_EXERCISE INPUTS:_
>>>

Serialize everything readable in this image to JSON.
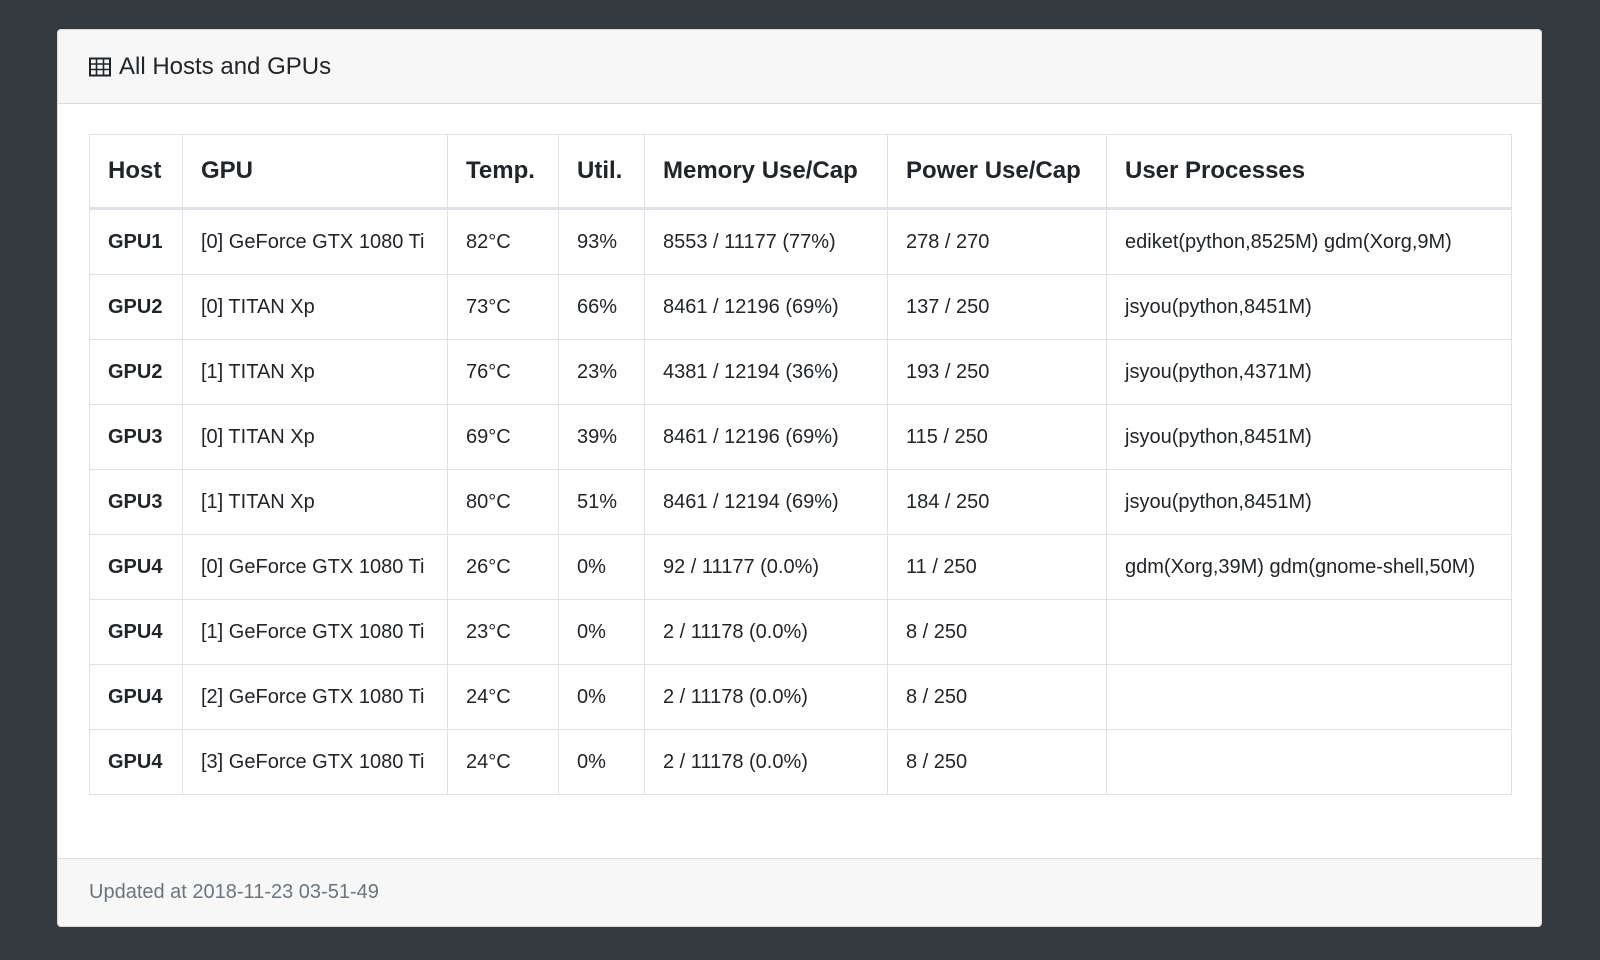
{
  "card": {
    "title": "All Hosts and GPUs",
    "title_icon": "table-icon"
  },
  "table": {
    "headers": [
      "Host",
      "GPU",
      "Temp.",
      "Util.",
      "Memory Use/Cap",
      "Power Use/Cap",
      "User Processes"
    ],
    "rows": [
      {
        "host": "GPU1",
        "gpu": "[0] GeForce GTX 1080 Ti",
        "temp": "82°C",
        "util": "93%",
        "memory": "8553 / 11177 (77%)",
        "power": "278 / 270",
        "processes": "ediket(python,8525M) gdm(Xorg,9M)"
      },
      {
        "host": "GPU2",
        "gpu": "[0] TITAN Xp",
        "temp": "73°C",
        "util": "66%",
        "memory": "8461 / 12196 (69%)",
        "power": "137 / 250",
        "processes": "jsyou(python,8451M)"
      },
      {
        "host": "GPU2",
        "gpu": "[1] TITAN Xp",
        "temp": "76°C",
        "util": "23%",
        "memory": "4381 / 12194 (36%)",
        "power": "193 / 250",
        "processes": "jsyou(python,4371M)"
      },
      {
        "host": "GPU3",
        "gpu": "[0] TITAN Xp",
        "temp": "69°C",
        "util": "39%",
        "memory": "8461 / 12196 (69%)",
        "power": "115 / 250",
        "processes": "jsyou(python,8451M)"
      },
      {
        "host": "GPU3",
        "gpu": "[1] TITAN Xp",
        "temp": "80°C",
        "util": "51%",
        "memory": "8461 / 12194 (69%)",
        "power": "184 / 250",
        "processes": "jsyou(python,8451M)"
      },
      {
        "host": "GPU4",
        "gpu": "[0] GeForce GTX 1080 Ti",
        "temp": "26°C",
        "util": "0%",
        "memory": "92 / 11177 (0.0%)",
        "power": "11 / 250",
        "processes": "gdm(Xorg,39M) gdm(gnome-shell,50M)"
      },
      {
        "host": "GPU4",
        "gpu": "[1] GeForce GTX 1080 Ti",
        "temp": "23°C",
        "util": "0%",
        "memory": "2 / 11178 (0.0%)",
        "power": "8 / 250",
        "processes": ""
      },
      {
        "host": "GPU4",
        "gpu": "[2] GeForce GTX 1080 Ti",
        "temp": "24°C",
        "util": "0%",
        "memory": "2 / 11178 (0.0%)",
        "power": "8 / 250",
        "processes": ""
      },
      {
        "host": "GPU4",
        "gpu": "[3] GeForce GTX 1080 Ti",
        "temp": "24°C",
        "util": "0%",
        "memory": "2 / 11178 (0.0%)",
        "power": "8 / 250",
        "processes": ""
      }
    ]
  },
  "footer": {
    "updated_text": "Updated at 2018-11-23 03-51-49"
  },
  "colors": {
    "page_background": "#343a40",
    "card_background": "#ffffff",
    "header_background": "#f7f7f7",
    "border": "#dee2e6",
    "muted_text": "#6c757d"
  }
}
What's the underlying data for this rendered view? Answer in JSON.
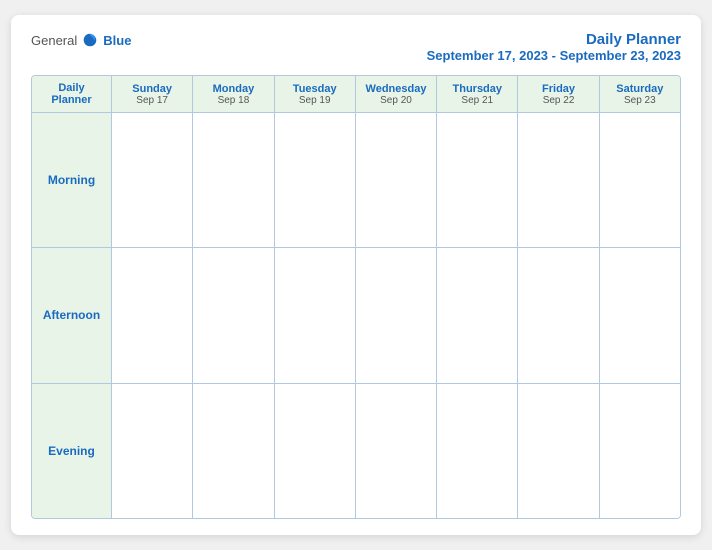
{
  "header": {
    "logo": {
      "general": "General",
      "blue": "Blue",
      "bird_symbol": "▶"
    },
    "title": "Daily Planner",
    "subtitle": "September 17, 2023 - September 23, 2023"
  },
  "calendar": {
    "columns": [
      {
        "label": "Daily\nPlanner",
        "date": ""
      },
      {
        "label": "Sunday",
        "date": "Sep 17"
      },
      {
        "label": "Monday",
        "date": "Sep 18"
      },
      {
        "label": "Tuesday",
        "date": "Sep 19"
      },
      {
        "label": "Wednesday",
        "date": "Sep 20"
      },
      {
        "label": "Thursday",
        "date": "Sep 21"
      },
      {
        "label": "Friday",
        "date": "Sep 22"
      },
      {
        "label": "Saturday",
        "date": "Sep 23"
      }
    ],
    "rows": [
      {
        "label": "Morning"
      },
      {
        "label": "Afternoon"
      },
      {
        "label": "Evening"
      }
    ]
  }
}
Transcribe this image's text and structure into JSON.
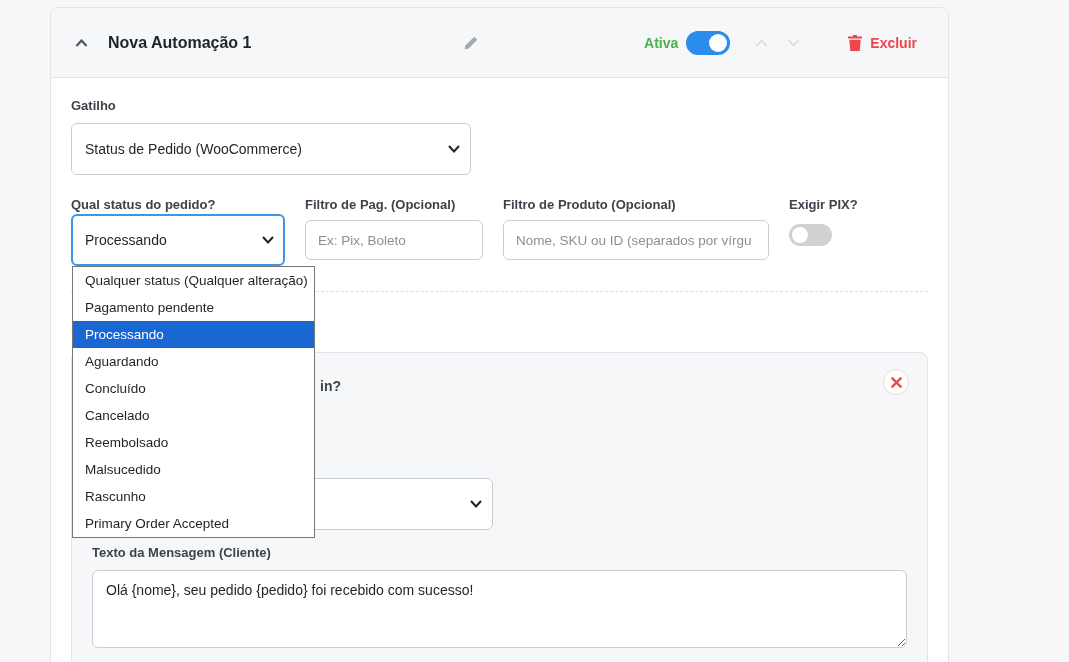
{
  "automation": {
    "title": "Nova Automação 1",
    "expanded": true,
    "active": true,
    "status_label": "Ativa",
    "move_buttons": [
      {
        "kind": "up",
        "disabled": true
      },
      {
        "kind": "down",
        "disabled": true
      }
    ],
    "delete_label": "Excluir"
  },
  "trigger": {
    "label": "Gatilho",
    "value": "Status de Pedido (WooCommerce)"
  },
  "conditions": [
    {
      "kind": "select",
      "label": "Qual status do pedido?",
      "value": "Processando",
      "focused": true,
      "open": true,
      "options": [
        {
          "label": "Qualquer status (Qualquer alteração)",
          "selected": false
        },
        {
          "label": "Pagamento pendente",
          "selected": false
        },
        {
          "label": "Processando",
          "selected": true
        },
        {
          "label": "Aguardando",
          "selected": false
        },
        {
          "label": "Concluído",
          "selected": false
        },
        {
          "label": "Cancelado",
          "selected": false
        },
        {
          "label": "Reembolsado",
          "selected": false
        },
        {
          "label": "Malsucedido",
          "selected": false
        },
        {
          "label": "Rascunho",
          "selected": false
        },
        {
          "label": "Primary Order Accepted",
          "selected": false
        }
      ]
    },
    {
      "kind": "input",
      "label": "Filtro de Pag. (Opcional)",
      "placeholder": "Ex: Pix, Boleto",
      "focused": false
    },
    {
      "kind": "input",
      "label": "Filtro de Produto (Opcional)",
      "placeholder": "Nome, SKU ou ID (separados por vírgu",
      "focused": false
    },
    {
      "kind": "toggle",
      "label": "Exigir PIX?",
      "on": false
    }
  ],
  "action": {
    "question": "in?",
    "message_label": "Texto da Mensagem (Cliente)",
    "message": "Olá {nome}, seu pedido {pedido} foi recebido com sucesso!"
  }
}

<<<

_DIRECTIONS:_
Please write out all of the material above without changing a word, and omit any pictures.

_RESULT BELOW:_
Serialize everything readable in this image to JSON.
{
  "card": {
    "title": "All Hosts and GPUs",
    "title_icon": "table-icon"
  },
  "table": {
    "headers": [
      "Host",
      "GPU",
      "Temp.",
      "Util.",
      "Memory Use/Cap",
      "Power Use/Cap",
      "User Processes"
    ],
    "rows": [
      {
        "host": "GPU1",
        "gpu": "[0] GeForce GTX 1080 Ti",
        "temp": "82°C",
        "util": "93%",
        "memory": "8553 / 11177 (77%)",
        "power": "278 / 270",
        "processes": "ediket(python,8525M) gdm(Xorg,9M)"
      },
      {
        "host": "GPU2",
        "gpu": "[0] TITAN Xp",
        "temp": "73°C",
        "util": "66%",
        "memory": "8461 / 12196 (69%)",
        "power": "137 / 250",
        "processes": "jsyou(python,8451M)"
      },
      {
        "host": "GPU2",
        "gpu": "[1] TITAN Xp",
        "temp": "76°C",
        "util": "23%",
        "memory": "4381 / 12194 (36%)",
        "power": "193 / 250",
        "processes": "jsyou(python,4371M)"
      },
      {
        "host": "GPU3",
        "gpu": "[0] TITAN Xp",
        "temp": "69°C",
        "util": "39%",
        "memory": "8461 / 12196 (69%)",
        "power": "115 / 250",
        "processes": "jsyou(python,8451M)"
      },
      {
        "host": "GPU3",
        "gpu": "[1] TITAN Xp",
        "temp": "80°C",
        "util": "51%",
        "memory": "8461 / 12194 (69%)",
        "power": "184 / 250",
        "processes": "jsyou(python,8451M)"
      },
      {
        "host": "GPU4",
        "gpu": "[0] GeForce GTX 1080 Ti",
        "temp": "26°C",
        "util": "0%",
        "memory": "92 / 11177 (0.0%)",
        "power": "11 / 250",
        "processes": "gdm(Xorg,39M) gdm(gnome-shell,50M)"
      },
      {
        "host": "GPU4",
        "gpu": "[1] GeForce GTX 1080 Ti",
        "temp": "23°C",
        "util": "0%",
        "memory": "2 / 11178 (0.0%)",
        "power": "8 / 250",
        "processes": ""
      },
      {
        "host": "GPU4",
        "gpu": "[2] GeForce GTX 1080 Ti",
        "temp": "24°C",
        "util": "0%",
        "memory": "2 / 11178 (0.0%)",
        "power": "8 / 250",
        "processes": ""
      },
      {
        "host": "GPU4",
        "gpu": "[3] GeForce GTX 1080 Ti",
        "temp": "24°C",
        "util": "0%",
        "memory": "2 / 11178 (0.0%)",
        "power": "8 / 250",
        "processes": ""
      }
    ]
  },
  "footer": {
    "updated_text": "Updated at 2018-11-23 03-51-49"
  },
  "colors": {
    "page_background": "#343a40",
    "card_background": "#ffffff",
    "header_background": "#f7f7f7",
    "border": "#dee2e6",
    "muted_text": "#6c757d"
  }
}
What's the underlying data for this rendered view? Answer in JSON.
{
  "header": {
    "logo": {
      "general": "General",
      "blue": "Blue",
      "bird_symbol": "▶"
    },
    "title": "Daily Planner",
    "subtitle": "September 17, 2023 - September 23, 2023"
  },
  "calendar": {
    "columns": [
      {
        "label": "Daily\nPlanner",
        "date": ""
      },
      {
        "label": "Sunday",
        "date": "Sep 17"
      },
      {
        "label": "Monday",
        "date": "Sep 18"
      },
      {
        "label": "Tuesday",
        "date": "Sep 19"
      },
      {
        "label": "Wednesday",
        "date": "Sep 20"
      },
      {
        "label": "Thursday",
        "date": "Sep 21"
      },
      {
        "label": "Friday",
        "date": "Sep 22"
      },
      {
        "label": "Saturday",
        "date": "Sep 23"
      }
    ],
    "rows": [
      {
        "label": "Morning"
      },
      {
        "label": "Afternoon"
      },
      {
        "label": "Evening"
      }
    ]
  }
}
Transcribe this image's text and structure into JSON.
{
  "automation": {
    "title": "Nova Automação 1",
    "expanded": true,
    "active": true,
    "status_label": "Ativa",
    "move_buttons": [
      {
        "kind": "up",
        "disabled": true
      },
      {
        "kind": "down",
        "disabled": true
      }
    ],
    "delete_label": "Excluir"
  },
  "trigger": {
    "label": "Gatilho",
    "value": "Status de Pedido (WooCommerce)"
  },
  "conditions": [
    {
      "kind": "select",
      "label": "Qual status do pedido?",
      "value": "Processando",
      "focused": true,
      "open": true,
      "options": [
        {
          "label": "Qualquer status (Qualquer alteração)",
          "selected": false
        },
        {
          "label": "Pagamento pendente",
          "selected": false
        },
        {
          "label": "Processando",
          "selected": true
        },
        {
          "label": "Aguardando",
          "selected": false
        },
        {
          "label": "Concluído",
          "selected": false
        },
        {
          "label": "Cancelado",
          "selected": false
        },
        {
          "label": "Reembolsado",
          "selected": false
        },
        {
          "label": "Malsucedido",
          "selected": false
        },
        {
          "label": "Rascunho",
          "selected": false
        },
        {
          "label": "Primary Order Accepted",
          "selected": false
        }
      ]
    },
    {
      "kind": "input",
      "label": "Filtro de Pag. (Opcional)",
      "placeholder": "Ex: Pix, Boleto",
      "focused": false
    },
    {
      "kind": "input",
      "label": "Filtro de Produto (Opcional)",
      "placeholder": "Nome, SKU ou ID (separados por vírgu",
      "focused": false
    },
    {
      "kind": "toggle",
      "label": "Exigir PIX?",
      "on": false
    }
  ],
  "action": {
    "question": "in?",
    "message_label": "Texto da Mensagem (Cliente)",
    "message": "Olá {nome}, seu pedido {pedido} foi recebido com sucesso!"
  }
}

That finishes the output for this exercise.